## Task instructions
Collect each line holding the string "this".

## Supplied information
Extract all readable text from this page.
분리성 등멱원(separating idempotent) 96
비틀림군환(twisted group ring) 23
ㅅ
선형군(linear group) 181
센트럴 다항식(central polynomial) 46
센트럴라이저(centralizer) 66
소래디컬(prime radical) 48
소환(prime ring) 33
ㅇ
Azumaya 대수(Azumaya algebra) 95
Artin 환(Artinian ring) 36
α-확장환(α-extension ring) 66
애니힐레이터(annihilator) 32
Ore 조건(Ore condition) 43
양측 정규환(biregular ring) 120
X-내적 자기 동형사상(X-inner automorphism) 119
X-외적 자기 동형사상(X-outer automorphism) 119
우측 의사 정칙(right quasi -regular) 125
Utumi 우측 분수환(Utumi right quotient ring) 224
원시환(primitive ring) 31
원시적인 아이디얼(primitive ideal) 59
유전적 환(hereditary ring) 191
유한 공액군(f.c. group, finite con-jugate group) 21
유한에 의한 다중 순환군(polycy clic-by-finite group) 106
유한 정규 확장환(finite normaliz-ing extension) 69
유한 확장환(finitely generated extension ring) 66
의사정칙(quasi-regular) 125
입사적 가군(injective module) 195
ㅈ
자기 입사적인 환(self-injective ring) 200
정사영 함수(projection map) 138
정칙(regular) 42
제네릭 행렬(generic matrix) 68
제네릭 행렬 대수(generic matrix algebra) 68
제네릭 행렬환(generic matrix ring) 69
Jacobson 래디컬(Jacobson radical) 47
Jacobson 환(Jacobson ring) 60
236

* * *

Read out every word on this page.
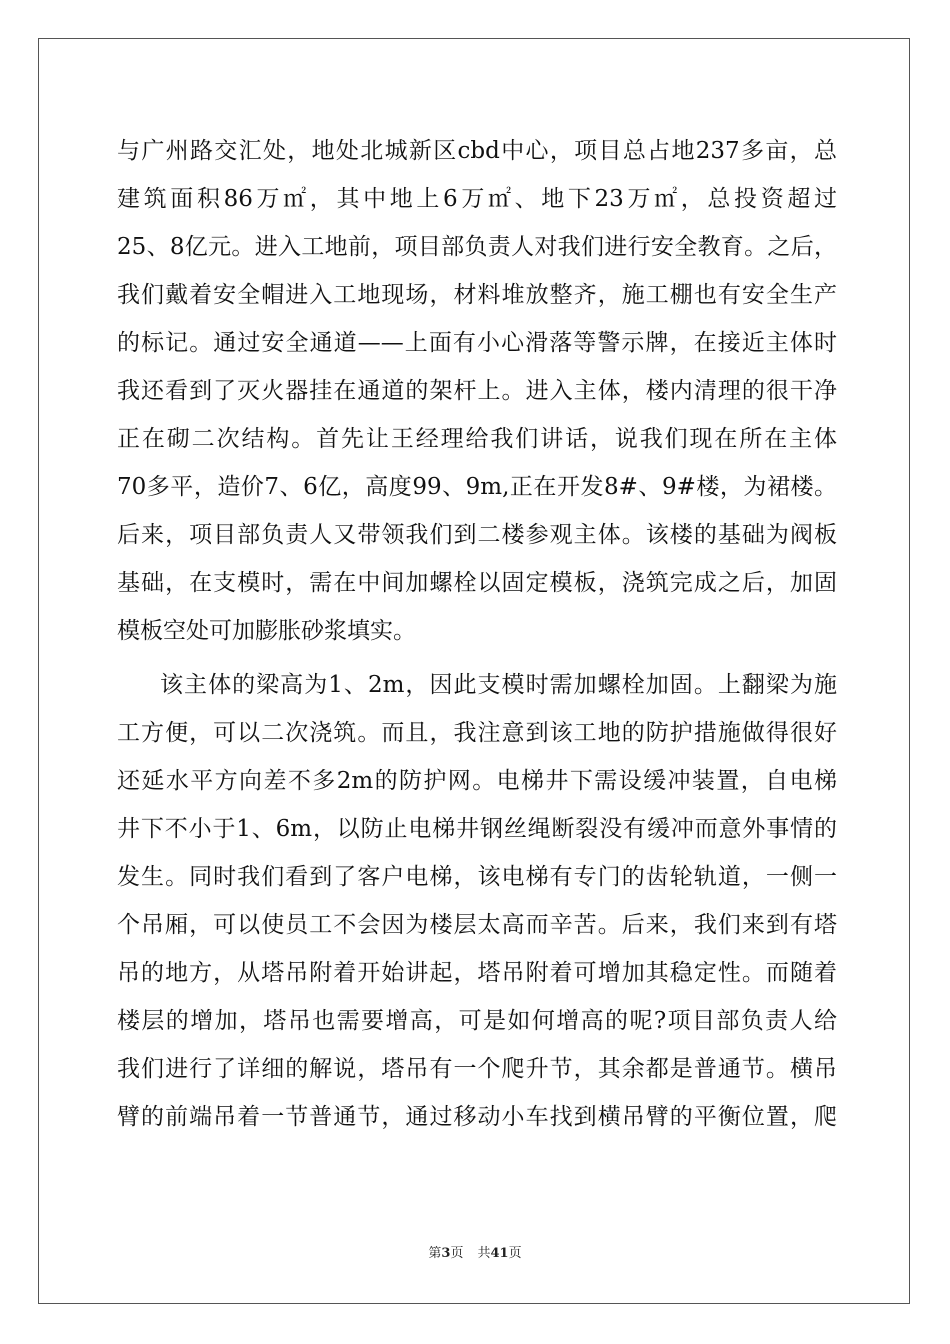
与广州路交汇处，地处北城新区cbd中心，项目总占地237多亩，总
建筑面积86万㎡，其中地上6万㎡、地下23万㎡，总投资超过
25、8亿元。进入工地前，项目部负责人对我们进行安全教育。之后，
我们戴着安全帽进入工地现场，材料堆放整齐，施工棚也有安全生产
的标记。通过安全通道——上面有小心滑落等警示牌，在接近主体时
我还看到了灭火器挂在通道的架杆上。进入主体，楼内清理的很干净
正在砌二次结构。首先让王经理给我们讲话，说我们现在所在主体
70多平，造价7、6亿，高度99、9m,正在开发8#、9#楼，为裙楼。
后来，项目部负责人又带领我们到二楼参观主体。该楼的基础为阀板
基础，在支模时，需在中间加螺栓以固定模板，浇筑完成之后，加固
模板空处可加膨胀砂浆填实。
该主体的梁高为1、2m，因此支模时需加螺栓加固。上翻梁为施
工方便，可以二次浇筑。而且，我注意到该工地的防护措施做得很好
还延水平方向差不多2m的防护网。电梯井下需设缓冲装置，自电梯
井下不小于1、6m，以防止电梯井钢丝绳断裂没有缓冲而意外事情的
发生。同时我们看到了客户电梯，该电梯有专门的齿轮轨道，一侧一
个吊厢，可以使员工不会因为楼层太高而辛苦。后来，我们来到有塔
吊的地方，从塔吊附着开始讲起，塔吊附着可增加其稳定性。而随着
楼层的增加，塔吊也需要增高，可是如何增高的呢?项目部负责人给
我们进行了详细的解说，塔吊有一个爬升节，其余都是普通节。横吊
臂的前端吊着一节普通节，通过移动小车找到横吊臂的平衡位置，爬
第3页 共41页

## Correct response
Extract all readable text from this page.
Read out every word on this page.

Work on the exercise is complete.